Short task → Reproduce every entry exactly.

Excerpted records →
● ● ● ●

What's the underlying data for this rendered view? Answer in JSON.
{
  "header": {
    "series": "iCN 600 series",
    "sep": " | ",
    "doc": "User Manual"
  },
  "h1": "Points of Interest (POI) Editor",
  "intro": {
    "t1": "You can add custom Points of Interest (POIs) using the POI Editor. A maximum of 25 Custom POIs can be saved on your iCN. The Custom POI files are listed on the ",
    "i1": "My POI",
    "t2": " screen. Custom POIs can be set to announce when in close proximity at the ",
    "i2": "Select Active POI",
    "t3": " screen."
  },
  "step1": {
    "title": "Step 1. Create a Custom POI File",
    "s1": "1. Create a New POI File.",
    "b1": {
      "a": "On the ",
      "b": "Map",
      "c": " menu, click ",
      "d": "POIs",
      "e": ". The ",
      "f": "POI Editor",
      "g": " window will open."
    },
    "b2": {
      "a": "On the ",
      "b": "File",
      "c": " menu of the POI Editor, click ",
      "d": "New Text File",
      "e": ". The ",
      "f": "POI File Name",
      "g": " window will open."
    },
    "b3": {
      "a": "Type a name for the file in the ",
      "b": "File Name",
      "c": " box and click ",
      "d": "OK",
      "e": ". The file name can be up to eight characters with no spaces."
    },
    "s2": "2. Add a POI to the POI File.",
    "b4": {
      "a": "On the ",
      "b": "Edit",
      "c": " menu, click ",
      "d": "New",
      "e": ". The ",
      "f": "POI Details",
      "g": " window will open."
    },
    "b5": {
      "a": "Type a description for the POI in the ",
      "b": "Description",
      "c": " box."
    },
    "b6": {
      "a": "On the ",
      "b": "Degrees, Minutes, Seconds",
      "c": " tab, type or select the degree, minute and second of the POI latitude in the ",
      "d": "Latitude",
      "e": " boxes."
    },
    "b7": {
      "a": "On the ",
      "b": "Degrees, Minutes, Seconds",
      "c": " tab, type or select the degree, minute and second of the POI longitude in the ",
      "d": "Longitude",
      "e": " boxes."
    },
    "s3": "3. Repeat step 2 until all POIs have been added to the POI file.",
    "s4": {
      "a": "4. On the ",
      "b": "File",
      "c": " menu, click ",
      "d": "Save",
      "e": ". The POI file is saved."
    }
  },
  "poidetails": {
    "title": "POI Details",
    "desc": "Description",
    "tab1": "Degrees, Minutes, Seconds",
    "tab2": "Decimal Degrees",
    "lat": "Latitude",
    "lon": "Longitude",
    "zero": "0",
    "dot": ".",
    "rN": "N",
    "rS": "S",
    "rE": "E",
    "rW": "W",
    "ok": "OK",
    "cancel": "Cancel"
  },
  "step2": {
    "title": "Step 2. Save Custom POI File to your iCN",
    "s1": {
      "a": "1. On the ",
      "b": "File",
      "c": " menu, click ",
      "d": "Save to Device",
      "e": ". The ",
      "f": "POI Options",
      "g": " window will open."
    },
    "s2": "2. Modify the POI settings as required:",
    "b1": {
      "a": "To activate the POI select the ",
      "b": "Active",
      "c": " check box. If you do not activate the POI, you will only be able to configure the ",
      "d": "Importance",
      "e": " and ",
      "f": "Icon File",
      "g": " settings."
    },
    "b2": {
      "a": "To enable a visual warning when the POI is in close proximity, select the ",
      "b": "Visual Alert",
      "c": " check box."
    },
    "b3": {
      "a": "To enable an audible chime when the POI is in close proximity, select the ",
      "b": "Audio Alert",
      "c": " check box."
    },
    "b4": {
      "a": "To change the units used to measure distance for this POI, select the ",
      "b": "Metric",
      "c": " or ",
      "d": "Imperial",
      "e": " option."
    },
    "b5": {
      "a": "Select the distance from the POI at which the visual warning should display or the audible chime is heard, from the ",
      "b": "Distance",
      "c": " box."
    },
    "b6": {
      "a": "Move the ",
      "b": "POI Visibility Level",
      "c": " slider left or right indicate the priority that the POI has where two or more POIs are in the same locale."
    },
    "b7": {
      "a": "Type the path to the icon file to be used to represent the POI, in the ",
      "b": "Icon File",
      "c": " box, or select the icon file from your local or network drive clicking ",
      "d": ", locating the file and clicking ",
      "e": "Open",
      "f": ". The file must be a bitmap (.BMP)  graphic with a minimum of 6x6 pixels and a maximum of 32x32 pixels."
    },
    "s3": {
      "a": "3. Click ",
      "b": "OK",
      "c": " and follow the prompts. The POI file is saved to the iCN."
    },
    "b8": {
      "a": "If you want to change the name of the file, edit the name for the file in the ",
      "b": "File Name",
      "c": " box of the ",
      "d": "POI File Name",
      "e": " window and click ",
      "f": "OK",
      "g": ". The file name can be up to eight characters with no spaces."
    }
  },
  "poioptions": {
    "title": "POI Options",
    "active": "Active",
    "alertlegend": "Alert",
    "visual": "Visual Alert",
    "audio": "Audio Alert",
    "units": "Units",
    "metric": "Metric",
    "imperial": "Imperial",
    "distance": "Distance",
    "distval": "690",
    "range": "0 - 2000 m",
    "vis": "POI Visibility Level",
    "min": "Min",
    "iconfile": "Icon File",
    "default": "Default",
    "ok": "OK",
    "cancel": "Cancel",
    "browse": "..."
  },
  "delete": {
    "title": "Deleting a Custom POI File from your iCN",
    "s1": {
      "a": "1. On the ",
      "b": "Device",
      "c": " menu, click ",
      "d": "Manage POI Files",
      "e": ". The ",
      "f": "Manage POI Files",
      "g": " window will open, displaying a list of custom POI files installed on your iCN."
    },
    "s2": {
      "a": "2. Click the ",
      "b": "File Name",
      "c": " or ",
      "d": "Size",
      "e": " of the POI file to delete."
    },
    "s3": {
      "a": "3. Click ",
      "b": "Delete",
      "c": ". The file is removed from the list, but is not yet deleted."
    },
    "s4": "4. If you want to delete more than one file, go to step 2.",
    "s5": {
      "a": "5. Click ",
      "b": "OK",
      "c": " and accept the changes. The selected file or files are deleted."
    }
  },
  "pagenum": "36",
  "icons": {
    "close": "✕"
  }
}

● ● ● ●

Written reply →
What's the underlying data for this rendered view? Answer in JSON.
{
  "header": {
    "series": "iCN 600 series",
    "sep": " | ",
    "doc": "User Manual"
  },
  "h1": "Points of Interest (POI) Editor",
  "intro": {
    "t1": "You can add custom Points of Interest (POIs) using the POI Editor. A maximum of 25 Custom POIs can be saved on your iCN. The Custom POI files are listed on the ",
    "i1": "My POI",
    "t2": " screen. Custom POIs can be set to announce when in close proximity at the ",
    "i2": "Select Active POI",
    "t3": " screen."
  },
  "step1": {
    "title": "Step 1. Create a Custom POI File",
    "s1": "1. Create a New POI File.",
    "b1": {
      "a": "On the ",
      "b": "Map",
      "c": " menu, click ",
      "d": "POIs",
      "e": ". The ",
      "f": "POI Editor",
      "g": " window will open."
    },
    "b2": {
      "a": "On the ",
      "b": "File",
      "c": " menu of the POI Editor, click ",
      "d": "New Text File",
      "e": ". The ",
      "f": "POI File Name",
      "g": " window will open."
    },
    "b3": {
      "a": "Type a name for the file in the ",
      "b": "File Name",
      "c": " box and click ",
      "d": "OK",
      "e": ". The file name can be up to eight characters with no spaces."
    },
    "s2": "2. Add a POI to the POI File.",
    "b4": {
      "a": "On the ",
      "b": "Edit",
      "c": " menu, click ",
      "d": "New",
      "e": ". The ",
      "f": "POI Details",
      "g": " window will open."
    },
    "b5": {
      "a": "Type a description for the POI in the ",
      "b": "Description",
      "c": " box."
    },
    "b6": {
      "a": "On the ",
      "b": "Degrees, Minutes, Seconds",
      "c": " tab, type or select the degree, minute and second of the POI latitude in the ",
      "d": "Latitude",
      "e": " boxes."
    },
    "b7": {
      "a": "On the ",
      "b": "Degrees, Minutes, Seconds",
      "c": " tab, type or select the degree, minute and second of the POI longitude in the ",
      "d": "Longitude",
      "e": " boxes."
    },
    "s3": "3. Repeat step 2 until all POIs have been added to the POI file.",
    "s4": {
      "a": "4. On the ",
      "b": "File",
      "c": " menu, click ",
      "d": "Save",
      "e": ". The POI file is saved."
    }
  },
  "poidetails": {
    "title": "POI Details",
    "desc": "Description",
    "tab1": "Degrees, Minutes, Seconds",
    "tab2": "Decimal Degrees",
    "lat": "Latitude",
    "lon": "Longitude",
    "zero": "0",
    "dot": ".",
    "rN": "N",
    "rS": "S",
    "rE": "E",
    "rW": "W",
    "ok": "OK",
    "cancel": "Cancel"
  },
  "step2": {
    "title": "Step 2. Save Custom POI File to your iCN",
    "s1": {
      "a": "1. On the ",
      "b": "File",
      "c": " menu, click ",
      "d": "Save to Device",
      "e": ". The ",
      "f": "POI Options",
      "g": " window will open."
    },
    "s2": "2. Modify the POI settings as required:",
    "b1": {
      "a": "To activate the POI select the ",
      "b": "Active",
      "c": " check box. If you do not activate the POI, you will only be able to configure the ",
      "d": "Importance",
      "e": " and ",
      "f": "Icon File",
      "g": " settings."
    },
    "b2": {
      "a": "To enable a visual warning when the POI is in close proximity, select the ",
      "b": "Visual Alert",
      "c": " check box."
    },
    "b3": {
      "a": "To enable an audible chime when the POI is in close proximity, select the ",
      "b": "Audio Alert",
      "c": " check box."
    },
    "b4": {
      "a": "To change the units used to measure distance for this POI, select the ",
      "b": "Metric",
      "c": " or ",
      "d": "Imperial",
      "e": " option."
    },
    "b5": {
      "a": "Select the distance from the POI at which the visual warning should display or the audible chime is heard, from the ",
      "b": "Distance",
      "c": " box."
    },
    "b6": {
      "a": "Move the ",
      "b": "POI Visibility Level",
      "c": " slider left or right indicate the priority that the POI has where two or more POIs are in the same locale."
    },
    "b7": {
      "a": "Type the path to the icon file to be used to represent the POI, in the ",
      "b": "Icon File",
      "c": " box, or select the icon file from your local or network drive clicking ",
      "d": ", locating the file and clicking ",
      "e": "Open",
      "f": ". The file must be a bitmap (.BMP)  graphic with a minimum of 6x6 pixels and a maximum of 32x32 pixels."
    },
    "s3": {
      "a": "3. Click ",
      "b": "OK",
      "c": " and follow the prompts. The POI file is saved to the iCN."
    },
    "b8": {
      "a": "If you want to change the name of the file, edit the name for the file in the ",
      "b": "File Name",
      "c": " box of the ",
      "d": "POI File Name",
      "e": " window and click ",
      "f": "OK",
      "g": ". The file name can be up to eight characters with no spaces."
    }
  },
  "poioptions": {
    "title": "POI Options",
    "active": "Active",
    "alertlegend": "Alert",
    "visual": "Visual Alert",
    "audio": "Audio Alert",
    "units": "Units",
    "metric": "Metric",
    "imperial": "Imperial",
    "distance": "Distance",
    "distval": "690",
    "range": "0 - 2000 m",
    "vis": "POI Visibility Level",
    "min": "Min",
    "iconfile": "Icon File",
    "default": "Default",
    "ok": "OK",
    "cancel": "Cancel",
    "browse": "..."
  },
  "delete": {
    "title": "Deleting a Custom POI File from your iCN",
    "s1": {
      "a": "1. On the ",
      "b": "Device",
      "c": " menu, click ",
      "d": "Manage POI Files",
      "e": ". The ",
      "f": "Manage POI Files",
      "g": " window will open, displaying a list of custom POI files installed on your iCN."
    },
    "s2": {
      "a": "2. Click the ",
      "b": "File Name",
      "c": " or ",
      "d": "Size",
      "e": " of the POI file to delete."
    },
    "s3": {
      "a": "3. Click ",
      "b": "Delete",
      "c": ". The file is removed from the list, but is not yet deleted."
    },
    "s4": "4. If you want to delete more than one file, go to step 2.",
    "s5": {
      "a": "5. Click ",
      "b": "OK",
      "c": " and accept the changes. The selected file or files are deleted."
    }
  },
  "pagenum": "36",
  "icons": {
    "close": "✕"
  }
}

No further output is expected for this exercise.